Render the stretch of the listing that begins with the line containing "Y-axis label: Number" and ends with the line containing "Bar [516,387,539,389]" as a Markdown table with the columns Row and Listing line, omitting any blank lines.

Dataset rows
-- -- --

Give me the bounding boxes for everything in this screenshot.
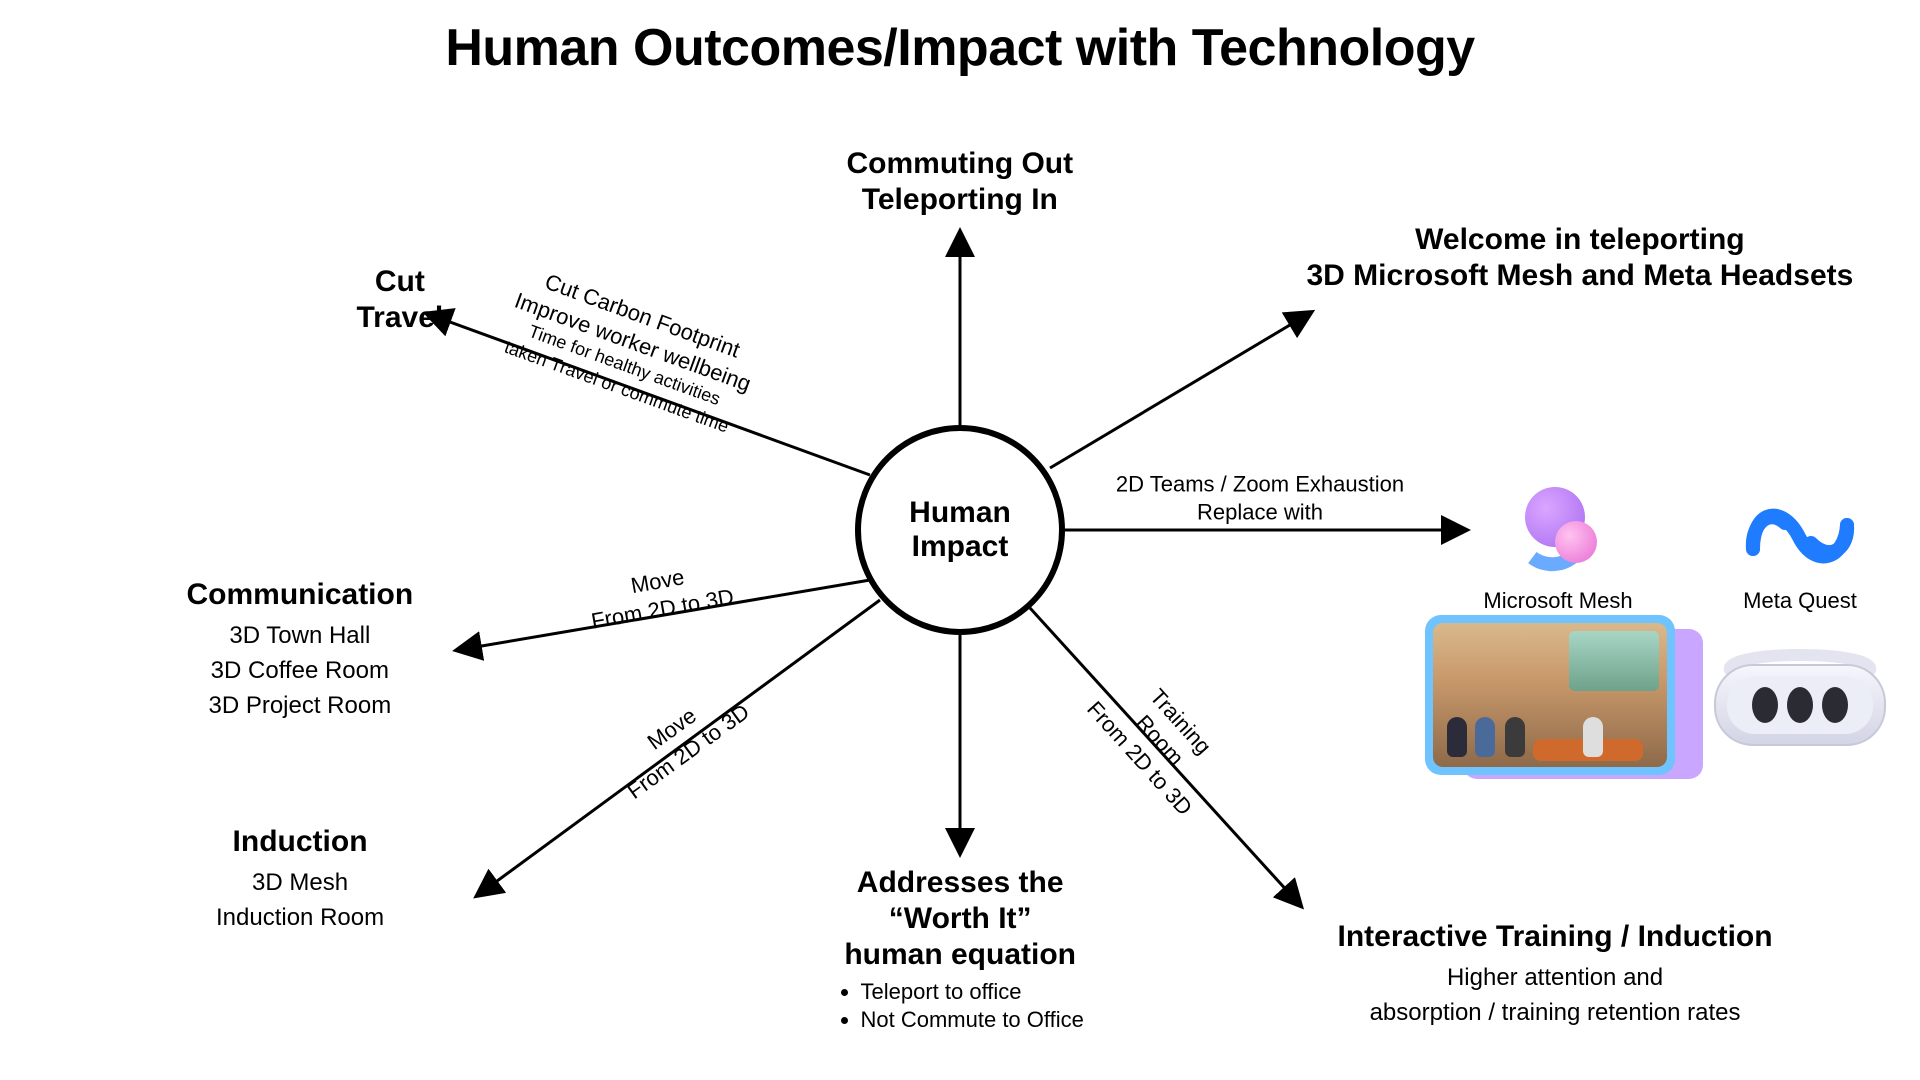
node-heading: Interactive Training / Induction: [1338, 919, 1773, 955]
page-title: Human Outcomes/Impact with Technology: [0, 18, 1920, 78]
mesh-screenshot-icon: [1425, 615, 1685, 785]
spoke-welcome: [1050, 313, 1310, 468]
edge-label-communication: MoveFrom 2D to 3D: [584, 555, 736, 634]
microsoft-mesh-icon: [1515, 487, 1605, 577]
node-induction: Induction 3D MeshInduction Room: [216, 824, 384, 936]
node-cuttravel: CutTravel: [357, 264, 444, 336]
edge-label-cuttravel: Cut Carbon FootprintImprove worker wellb…: [496, 260, 765, 439]
node-worthit: Addresses the“Worth It”human equation Tel…: [837, 865, 1084, 1035]
edge-label-line: 2D Teams / Zoom Exhaustion: [1116, 471, 1404, 499]
node-heading: Welcome in teleporting3D Microsoft Mesh …: [1307, 222, 1854, 294]
meta-quest-headset-icon: [1705, 630, 1895, 760]
node-training: Interactive Training / Induction Higher a…: [1338, 919, 1773, 1031]
node-heading: Induction: [216, 824, 384, 860]
edge-label-exhaustion: 2D Teams / Zoom ExhaustionReplace with: [1116, 471, 1404, 526]
node-bullets: Teleport to officeNot Commute to Office: [837, 979, 1084, 1033]
hub-label: HumanImpact: [909, 496, 1011, 565]
node-heading: Communication: [187, 577, 414, 613]
meta-logo-icon: [1745, 497, 1855, 567]
node-welcome: Welcome in teleporting3D Microsoft Mesh …: [1307, 222, 1854, 294]
bullet-item: Teleport to office: [861, 979, 1084, 1005]
meta-quest-label: Meta Quest: [1710, 588, 1890, 614]
node-sub: 3D MeshInduction Room: [216, 866, 384, 936]
edge-label-training: TrainingRoomFrom 2D to 3D: [1081, 659, 1239, 821]
node-heading: Commuting OutTeleporting In: [847, 146, 1074, 218]
node-communication: Communication 3D Town Hall3D Coffee Room3…: [187, 577, 414, 723]
edge-label-line: Replace with: [1116, 498, 1404, 526]
microsoft-mesh-label: Microsoft Mesh: [1468, 588, 1648, 614]
node-commuting: Commuting OutTeleporting In: [847, 146, 1074, 218]
edge-label-induction: MoveFrom 2D to 3D: [605, 675, 754, 804]
node-heading: Addresses the“Worth It”human equation: [837, 865, 1084, 973]
hub-human-impact: HumanImpact: [855, 425, 1065, 635]
node-sub: 3D Town Hall3D Coffee Room3D Project Roo…: [187, 619, 414, 723]
bullet-item: Not Commute to Office: [861, 1007, 1084, 1033]
node-sub: Higher attention andabsorption / trainin…: [1338, 961, 1773, 1031]
node-heading: CutTravel: [357, 264, 444, 336]
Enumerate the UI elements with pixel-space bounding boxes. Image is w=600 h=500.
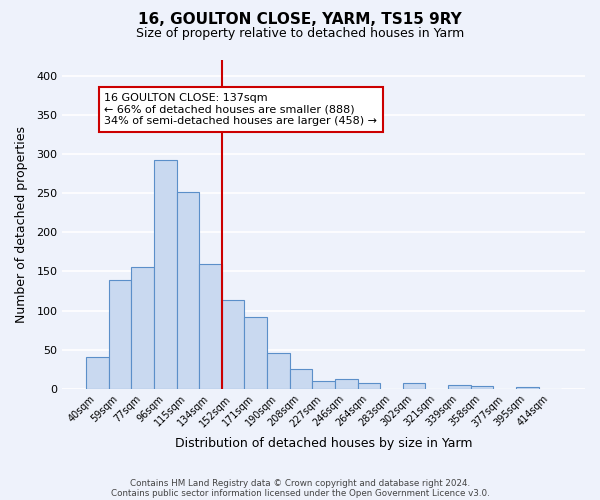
Y-axis label: Number of detached properties: Number of detached properties [15,126,28,323]
Text: Contains public sector information licensed under the Open Government Licence v3: Contains public sector information licen… [110,488,490,498]
Bar [471,386,493,389]
Bar [335,378,358,389]
Bar [516,387,539,389]
Text: Contains HM Land Registry data © Crown copyright and database right 2024.: Contains HM Land Registry data © Crown c… [130,478,470,488]
Bar [109,280,131,389]
Bar [244,317,267,389]
Bar [403,382,425,389]
Text: Size of property relative to detached houses in Yarm: Size of property relative to detached ho… [136,28,464,40]
Bar [448,385,471,389]
Text: 16, GOULTON CLOSE, YARM, TS15 9RY: 16, GOULTON CLOSE, YARM, TS15 9RY [138,12,462,28]
Bar [267,353,290,389]
Text: 16 GOULTON CLOSE: 137sqm
← 66% of detached houses are smaller (888)
34% of semi-: 16 GOULTON CLOSE: 137sqm ← 66% of detach… [104,93,377,126]
Bar [222,300,244,389]
Bar [154,160,176,389]
Bar [176,192,199,389]
Bar [86,358,109,389]
Bar [131,268,154,389]
Bar [313,381,335,389]
X-axis label: Distribution of detached houses by size in Yarm: Distribution of detached houses by size … [175,437,472,450]
Bar [199,264,222,389]
Bar [290,369,313,389]
Bar [358,382,380,389]
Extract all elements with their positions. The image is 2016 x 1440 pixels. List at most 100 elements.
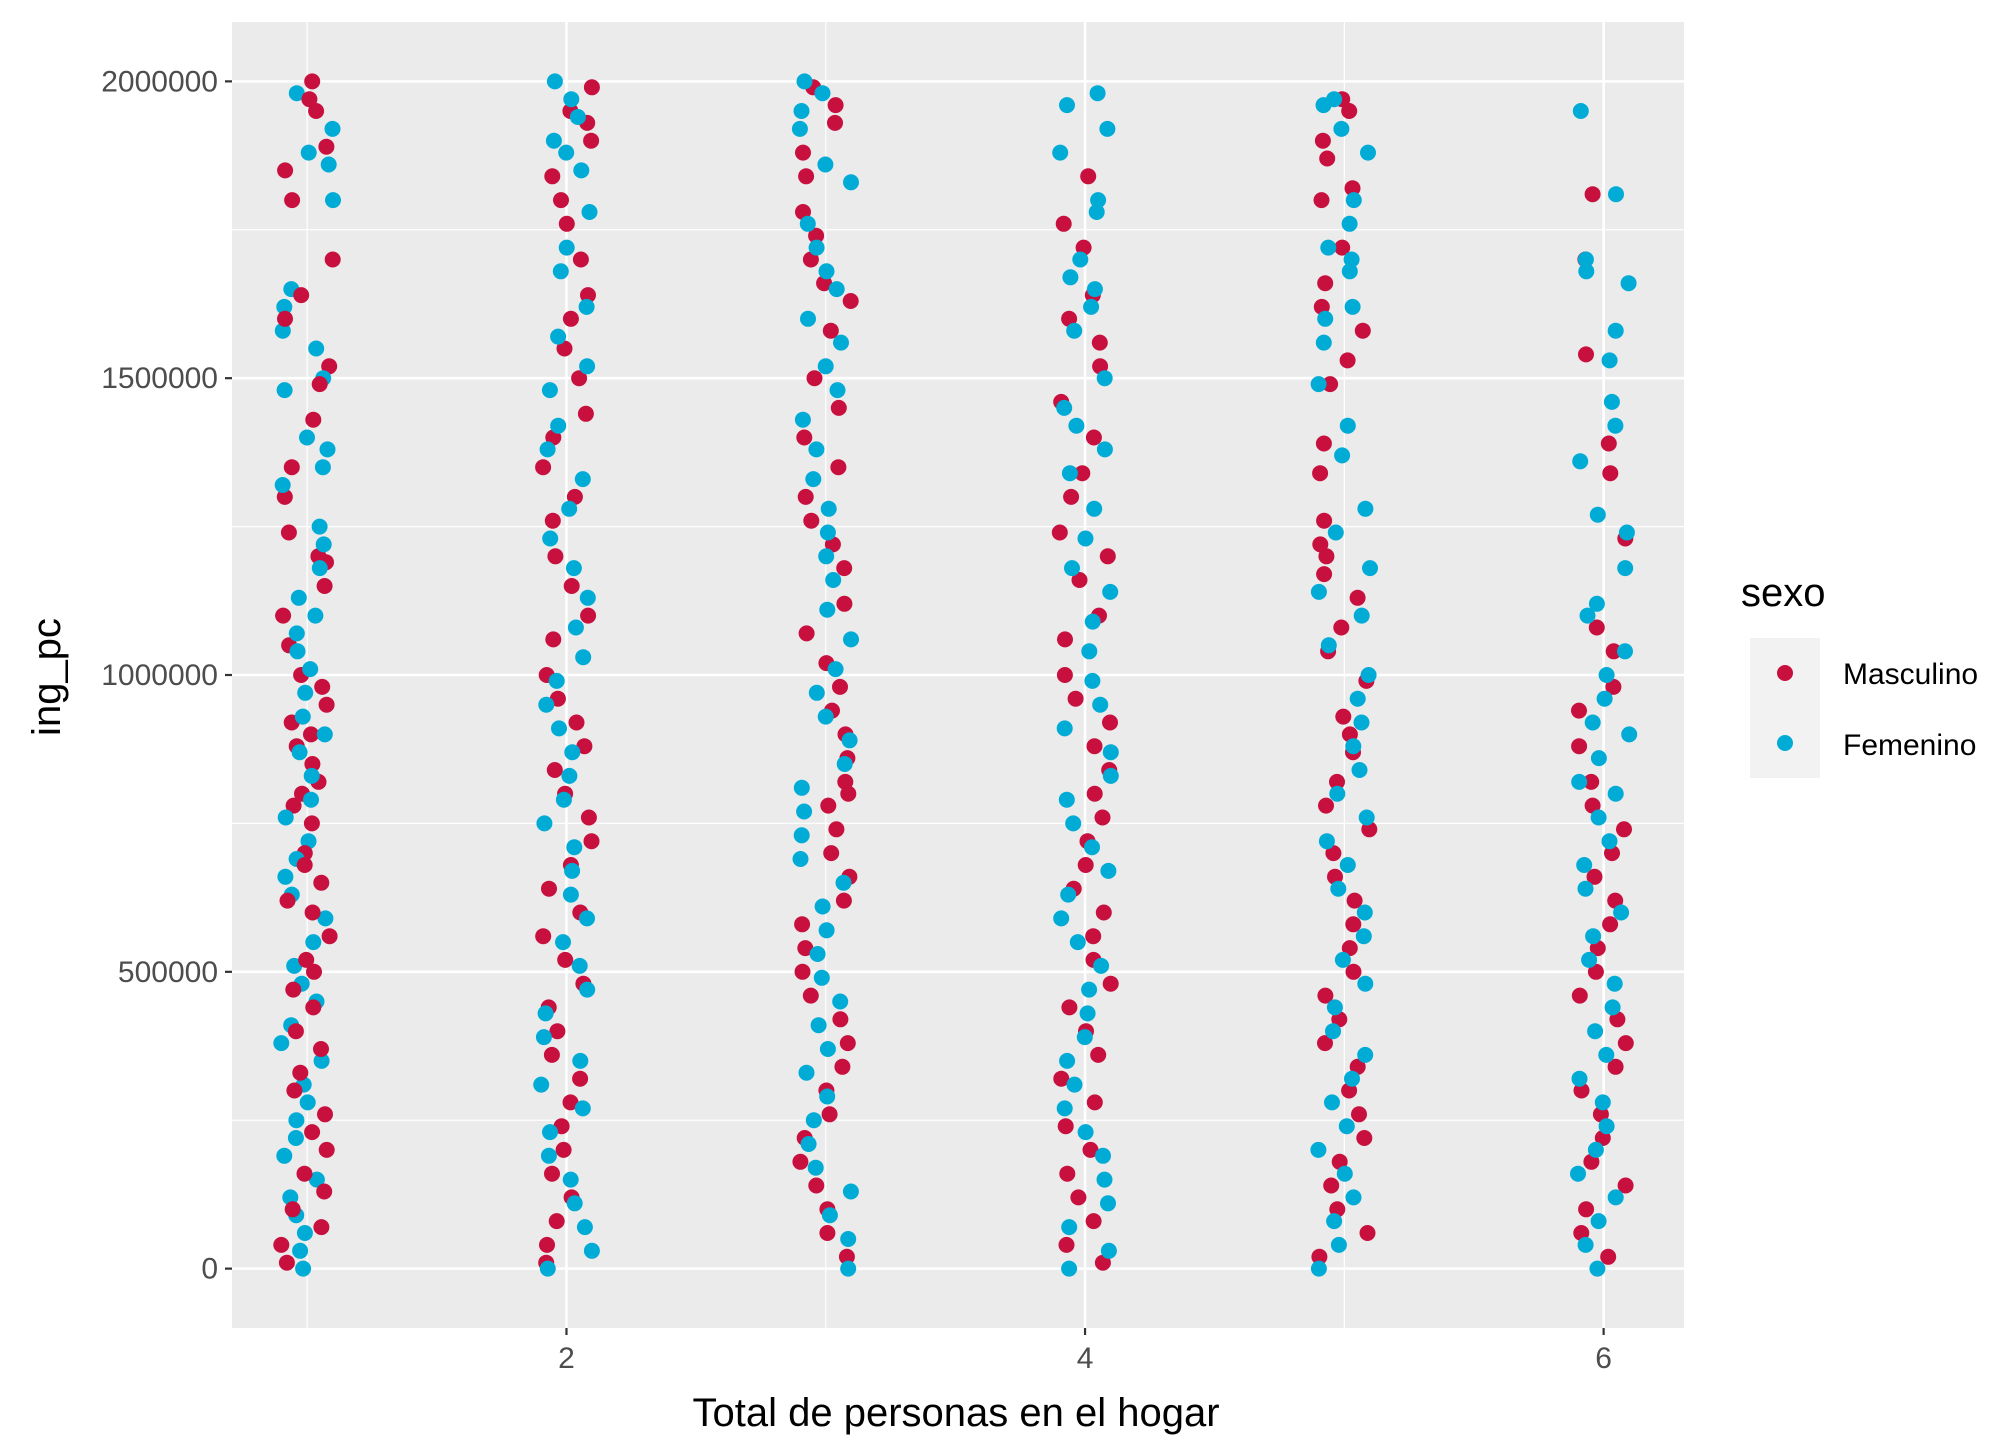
point-masculino [284,1201,301,1218]
point-masculino [276,488,293,505]
point-femenino [818,922,835,939]
point-masculino [544,512,561,529]
point-masculino [1600,1248,1617,1265]
point-femenino [1330,1236,1347,1253]
point-masculino [1587,963,1604,980]
point-femenino [1357,1046,1374,1063]
point-femenino [288,625,305,642]
point-femenino [1310,1141,1327,1158]
point-femenino [1608,186,1624,203]
point-femenino [311,518,328,535]
point-masculino [806,370,823,387]
point-femenino [819,1088,836,1105]
point-femenino [1590,750,1607,767]
point-masculino [1313,192,1330,209]
point-femenino [1358,809,1375,826]
point-masculino [546,762,563,778]
point-femenino [573,162,590,179]
point-masculino [803,512,820,529]
point-femenino [1086,500,1103,517]
point-masculino [303,726,319,743]
point-femenino [820,500,837,517]
point-femenino [1056,399,1073,416]
data-points [273,73,1638,1277]
point-masculino [1086,1094,1103,1111]
point-femenino [1598,1118,1615,1135]
point-masculino [577,405,594,422]
point-masculino [296,857,313,873]
point-femenino [1100,1195,1116,1212]
point-masculino [1602,465,1619,482]
point-femenino [800,1136,817,1152]
point-masculino [556,340,573,357]
point-masculino [1074,465,1091,482]
point-femenino [1607,785,1624,802]
point-masculino [1354,322,1371,339]
point-femenino [289,643,306,660]
point-masculino [313,874,330,891]
point-femenino [564,744,581,761]
point-masculino [1311,1248,1328,1265]
point-masculino [298,951,315,968]
point-masculino [1588,619,1605,636]
point-masculino [1058,1236,1075,1253]
point-femenino [1621,726,1638,743]
point-femenino [1052,144,1069,161]
point-masculino [292,1064,309,1081]
point-femenino [794,411,811,428]
point-masculino [1090,1046,1107,1063]
point-femenino [303,767,320,784]
point-masculino [539,1236,555,1253]
point-femenino [551,720,567,737]
point-femenino [277,868,294,885]
point-femenino [1355,928,1372,945]
point-femenino [1102,583,1119,600]
point-femenino [1318,833,1335,850]
point-femenino [566,1195,583,1212]
point-femenino [793,103,810,119]
point-femenino [537,1005,554,1022]
point-femenino [292,1242,309,1259]
point-femenino [1598,1046,1615,1063]
point-femenino [1617,643,1633,660]
point-masculino [1061,999,1078,1016]
point-femenino [841,732,858,749]
point-femenino [1607,322,1624,339]
point-femenino [1601,352,1618,369]
point-masculino [816,275,833,292]
point-femenino [1606,975,1623,992]
point-femenino [1353,607,1370,624]
point-femenino [796,803,813,820]
point-femenino [314,459,331,476]
point-masculino [794,916,811,933]
point-masculino [1317,987,1334,1004]
point-femenino [1333,120,1350,137]
point-femenino [1344,1070,1360,1087]
point-masculino [1339,352,1356,369]
point-femenino [808,441,825,458]
point-masculino [318,138,335,155]
point-femenino [552,263,569,280]
point-femenino [325,192,341,209]
legend: sexo Masculino Femenino [1741,571,1978,778]
point-femenino [545,132,562,149]
point-femenino [276,382,293,399]
point-femenino [840,1231,857,1247]
point-masculino [802,987,819,1004]
point-masculino [797,488,814,505]
point-femenino [1061,465,1078,482]
point-femenino [1084,613,1101,630]
point-femenino [843,631,859,648]
point-femenino [814,898,831,915]
point-masculino [313,1041,329,1057]
point-masculino [277,310,293,327]
point-masculino [284,192,301,209]
point-masculino [285,981,302,998]
point-femenino [550,328,567,345]
point-masculino [1344,180,1361,197]
point-masculino [543,1046,560,1063]
point-femenino [1056,720,1073,737]
point-femenino [315,536,332,553]
point-masculino [832,678,848,695]
point-femenino [796,73,813,90]
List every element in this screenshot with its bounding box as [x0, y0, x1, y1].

-- -- --

### WORKED SOLUTION
| Row | Listing line |
|---|---|
| 1 | Y-axis label: Number of detached properties: Number of detached properties [15,126,28,323] |
| 2 | Text: Contains public sector information licensed under the Open Government Licence v3: Contains public sector information licen… [110,488,490,498] |
| 3 | Bar [471,386,493,389] |
| 4 | Bar [335,378,358,389] |
| 5 | Bar [516,387,539,389] |